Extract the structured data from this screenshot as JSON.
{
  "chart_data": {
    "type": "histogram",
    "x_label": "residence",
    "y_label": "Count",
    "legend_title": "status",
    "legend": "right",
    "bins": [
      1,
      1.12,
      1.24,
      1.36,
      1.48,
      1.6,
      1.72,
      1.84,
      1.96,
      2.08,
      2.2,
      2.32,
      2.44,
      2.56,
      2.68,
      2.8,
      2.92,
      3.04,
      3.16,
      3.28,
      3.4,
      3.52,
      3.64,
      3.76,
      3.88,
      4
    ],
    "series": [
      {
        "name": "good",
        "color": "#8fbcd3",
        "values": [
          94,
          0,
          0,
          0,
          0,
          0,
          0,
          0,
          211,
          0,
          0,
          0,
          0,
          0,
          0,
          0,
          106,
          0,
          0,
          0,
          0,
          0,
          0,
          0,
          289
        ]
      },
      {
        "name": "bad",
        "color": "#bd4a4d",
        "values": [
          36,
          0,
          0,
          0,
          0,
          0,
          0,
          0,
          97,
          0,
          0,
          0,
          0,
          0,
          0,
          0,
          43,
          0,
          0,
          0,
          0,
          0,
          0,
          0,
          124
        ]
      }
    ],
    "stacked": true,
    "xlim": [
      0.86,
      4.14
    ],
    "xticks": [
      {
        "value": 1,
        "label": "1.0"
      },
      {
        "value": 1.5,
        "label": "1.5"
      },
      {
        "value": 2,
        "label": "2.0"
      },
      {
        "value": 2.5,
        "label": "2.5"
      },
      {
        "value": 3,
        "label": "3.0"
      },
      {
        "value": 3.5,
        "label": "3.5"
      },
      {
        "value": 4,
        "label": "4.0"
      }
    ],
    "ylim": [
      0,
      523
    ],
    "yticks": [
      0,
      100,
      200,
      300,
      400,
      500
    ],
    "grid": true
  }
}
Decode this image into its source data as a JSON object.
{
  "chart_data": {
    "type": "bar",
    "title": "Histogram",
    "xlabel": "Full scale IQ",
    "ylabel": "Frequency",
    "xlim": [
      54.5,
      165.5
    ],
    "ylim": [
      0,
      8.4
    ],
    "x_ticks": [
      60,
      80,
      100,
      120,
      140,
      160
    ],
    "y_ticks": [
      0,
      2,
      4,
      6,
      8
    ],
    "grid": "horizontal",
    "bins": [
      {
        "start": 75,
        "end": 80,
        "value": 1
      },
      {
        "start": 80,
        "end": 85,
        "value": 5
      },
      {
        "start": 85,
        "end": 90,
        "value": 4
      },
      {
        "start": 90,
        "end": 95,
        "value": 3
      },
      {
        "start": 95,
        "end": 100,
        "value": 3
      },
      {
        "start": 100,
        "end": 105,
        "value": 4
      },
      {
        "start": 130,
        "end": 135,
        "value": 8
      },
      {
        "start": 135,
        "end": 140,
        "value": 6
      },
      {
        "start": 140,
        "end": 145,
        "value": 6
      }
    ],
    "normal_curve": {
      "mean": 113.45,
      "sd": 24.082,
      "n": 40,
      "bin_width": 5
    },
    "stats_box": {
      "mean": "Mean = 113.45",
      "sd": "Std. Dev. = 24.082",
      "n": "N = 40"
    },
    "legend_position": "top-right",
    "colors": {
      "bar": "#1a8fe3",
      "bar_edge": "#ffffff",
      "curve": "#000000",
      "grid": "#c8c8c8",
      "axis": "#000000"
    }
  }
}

========

### WHAT YOU ARE ASKED TO DO
Restate every line of the data word for word.

### EXERCISE RESULT
Extract the structured data from this screenshot as JSON.
{
  "chart_data": {
    "type": "histogram",
    "x_label": "residence",
    "y_label": "Count",
    "legend_title": "status",
    "legend": "right",
    "bins": [
      1,
      1.12,
      1.24,
      1.36,
      1.48,
      1.6,
      1.72,
      1.84,
      1.96,
      2.08,
      2.2,
      2.32,
      2.44,
      2.56,
      2.68,
      2.8,
      2.92,
      3.04,
      3.16,
      3.28,
      3.4,
      3.52,
      3.64,
      3.76,
      3.88,
      4
    ],
    "series": [
      {
        "name": "good",
        "color": "#8fbcd3",
        "values": [
          94,
          0,
          0,
          0,
          0,
          0,
          0,
          0,
          211,
          0,
          0,
          0,
          0,
          0,
          0,
          0,
          106,
          0,
          0,
          0,
          0,
          0,
          0,
          0,
          289
        ]
      },
      {
        "name": "bad",
        "color": "#bd4a4d",
        "values": [
          36,
          0,
          0,
          0,
          0,
          0,
          0,
          0,
          97,
          0,
          0,
          0,
          0,
          0,
          0,
          0,
          43,
          0,
          0,
          0,
          0,
          0,
          0,
          0,
          124
        ]
      }
    ],
    "stacked": true,
    "xlim": [
      0.86,
      4.14
    ],
    "xticks": [
      {
        "value": 1,
        "label": "1.0"
      },
      {
        "value": 1.5,
        "label": "1.5"
      },
      {
        "value": 2,
        "label": "2.0"
      },
      {
        "value": 2.5,
        "label": "2.5"
      },
      {
        "value": 3,
        "label": "3.0"
      },
      {
        "value": 3.5,
        "label": "3.5"
      },
      {
        "value": 4,
        "label": "4.0"
      }
    ],
    "ylim": [
      0,
      523
    ],
    "yticks": [
      0,
      100,
      200,
      300,
      400,
      500
    ],
    "grid": true
  }
}
Decode this image into its source data as a JSON object.
{
  "chart_data": {
    "type": "bar",
    "title": "Histogram",
    "xlabel": "Full scale IQ",
    "ylabel": "Frequency",
    "xlim": [
      54.5,
      165.5
    ],
    "ylim": [
      0,
      8.4
    ],
    "x_ticks": [
      60,
      80,
      100,
      120,
      140,
      160
    ],
    "y_ticks": [
      0,
      2,
      4,
      6,
      8
    ],
    "grid": "horizontal",
    "bins": [
      {
        "start": 75,
        "end": 80,
        "value": 1
      },
      {
        "start": 80,
        "end": 85,
        "value": 5
      },
      {
        "start": 85,
        "end": 90,
        "value": 4
      },
      {
        "start": 90,
        "end": 95,
        "value": 3
      },
      {
        "start": 95,
        "end": 100,
        "value": 3
      },
      {
        "start": 100,
        "end": 105,
        "value": 4
      },
      {
        "start": 130,
        "end": 135,
        "value": 8
      },
      {
        "start": 135,
        "end": 140,
        "value": 6
      },
      {
        "start": 140,
        "end": 145,
        "value": 6
      }
    ],
    "normal_curve": {
      "mean": 113.45,
      "sd": 24.082,
      "n": 40,
      "bin_width": 5
    },
    "stats_box": {
      "mean": "Mean = 113.45",
      "sd": "Std. Dev. = 24.082",
      "n": "N = 40"
    },
    "legend_position": "top-right",
    "colors": {
      "bar": "#1a8fe3",
      "bar_edge": "#ffffff",
      "curve": "#000000",
      "grid": "#c8c8c8",
      "axis": "#000000"
    }
  }
}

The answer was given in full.